Start of Dataset extract

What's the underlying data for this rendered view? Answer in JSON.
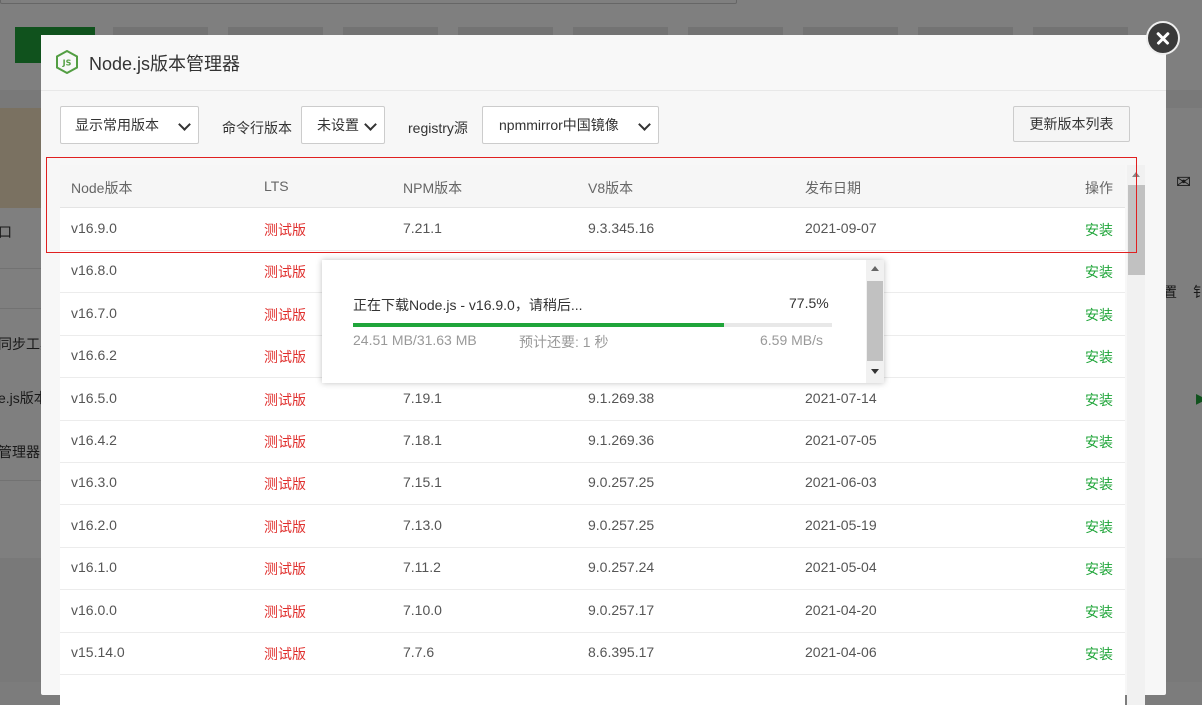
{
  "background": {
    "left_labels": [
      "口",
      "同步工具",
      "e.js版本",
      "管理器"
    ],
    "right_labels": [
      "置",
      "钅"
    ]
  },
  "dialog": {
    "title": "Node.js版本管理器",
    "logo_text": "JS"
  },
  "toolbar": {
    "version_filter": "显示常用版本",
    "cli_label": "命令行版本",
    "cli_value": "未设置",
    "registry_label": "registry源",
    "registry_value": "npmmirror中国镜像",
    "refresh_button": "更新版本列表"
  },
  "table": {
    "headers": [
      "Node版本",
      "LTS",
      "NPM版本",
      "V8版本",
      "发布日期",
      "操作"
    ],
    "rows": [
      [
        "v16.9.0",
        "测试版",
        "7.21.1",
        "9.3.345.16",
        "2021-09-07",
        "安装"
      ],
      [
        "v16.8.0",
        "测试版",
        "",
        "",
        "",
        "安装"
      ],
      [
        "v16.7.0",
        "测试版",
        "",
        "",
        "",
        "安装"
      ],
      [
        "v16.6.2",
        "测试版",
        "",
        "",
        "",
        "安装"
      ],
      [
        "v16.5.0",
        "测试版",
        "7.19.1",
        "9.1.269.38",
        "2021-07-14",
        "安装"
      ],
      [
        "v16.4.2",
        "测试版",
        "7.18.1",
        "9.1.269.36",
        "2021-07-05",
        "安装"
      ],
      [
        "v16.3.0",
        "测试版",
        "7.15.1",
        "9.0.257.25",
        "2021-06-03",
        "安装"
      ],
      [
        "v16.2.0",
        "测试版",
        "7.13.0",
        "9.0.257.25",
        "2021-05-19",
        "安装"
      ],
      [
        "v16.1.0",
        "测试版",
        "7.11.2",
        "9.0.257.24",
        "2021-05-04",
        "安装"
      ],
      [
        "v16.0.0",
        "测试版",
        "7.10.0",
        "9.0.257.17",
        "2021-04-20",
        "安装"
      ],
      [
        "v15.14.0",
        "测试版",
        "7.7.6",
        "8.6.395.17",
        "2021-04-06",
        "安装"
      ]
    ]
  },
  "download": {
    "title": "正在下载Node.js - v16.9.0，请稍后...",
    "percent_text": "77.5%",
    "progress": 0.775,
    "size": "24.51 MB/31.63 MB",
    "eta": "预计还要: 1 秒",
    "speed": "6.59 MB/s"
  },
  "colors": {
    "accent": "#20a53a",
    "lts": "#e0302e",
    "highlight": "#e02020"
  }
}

End of Dataset extract
Start of Dataset extract

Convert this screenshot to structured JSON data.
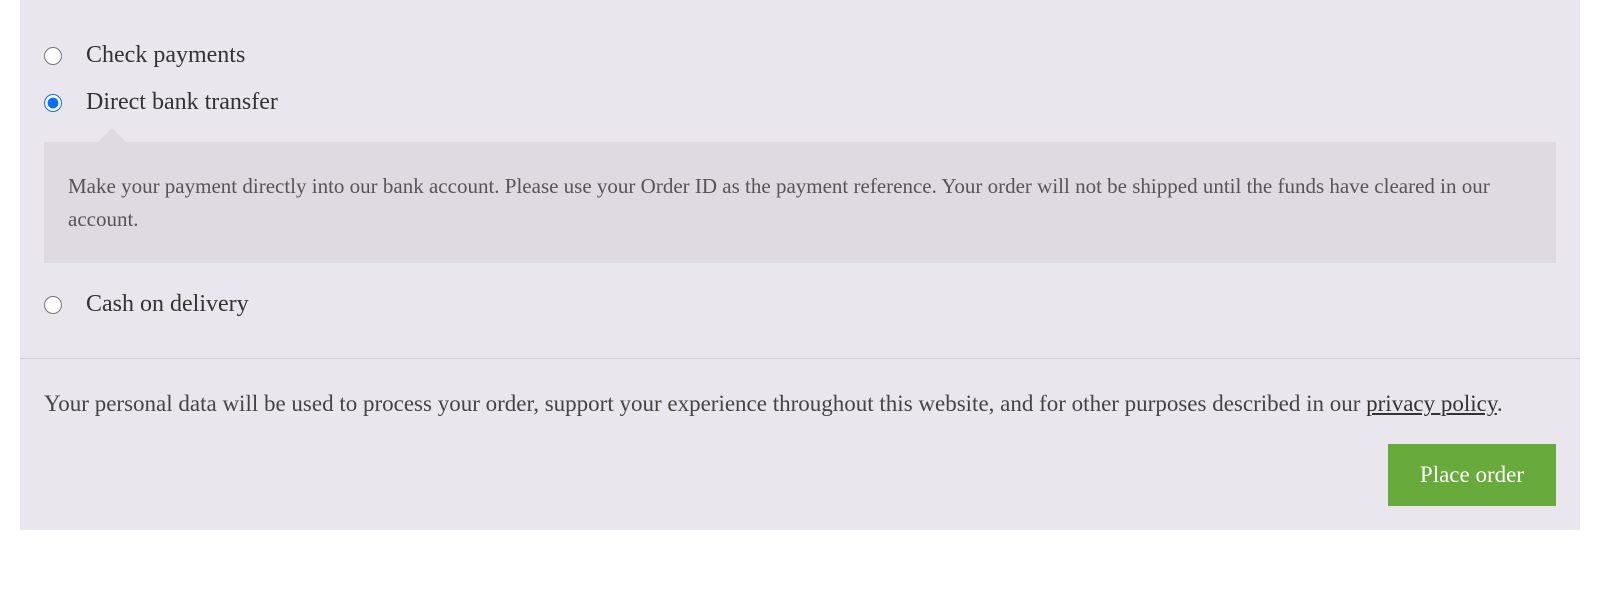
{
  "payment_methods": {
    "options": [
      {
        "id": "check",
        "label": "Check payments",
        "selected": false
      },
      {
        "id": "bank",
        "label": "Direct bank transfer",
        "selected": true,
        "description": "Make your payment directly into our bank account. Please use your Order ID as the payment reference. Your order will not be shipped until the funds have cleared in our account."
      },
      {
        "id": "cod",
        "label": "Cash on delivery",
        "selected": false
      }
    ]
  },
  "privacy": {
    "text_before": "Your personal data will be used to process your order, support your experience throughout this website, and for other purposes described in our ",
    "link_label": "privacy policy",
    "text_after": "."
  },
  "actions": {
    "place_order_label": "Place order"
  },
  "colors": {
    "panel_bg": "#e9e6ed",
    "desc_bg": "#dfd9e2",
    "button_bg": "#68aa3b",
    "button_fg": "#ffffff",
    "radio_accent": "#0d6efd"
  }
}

End of Dataset extract

_Set task_. Figure out how many lines above include the string "JSON", then report that number and nothing else.

_Task output_. 2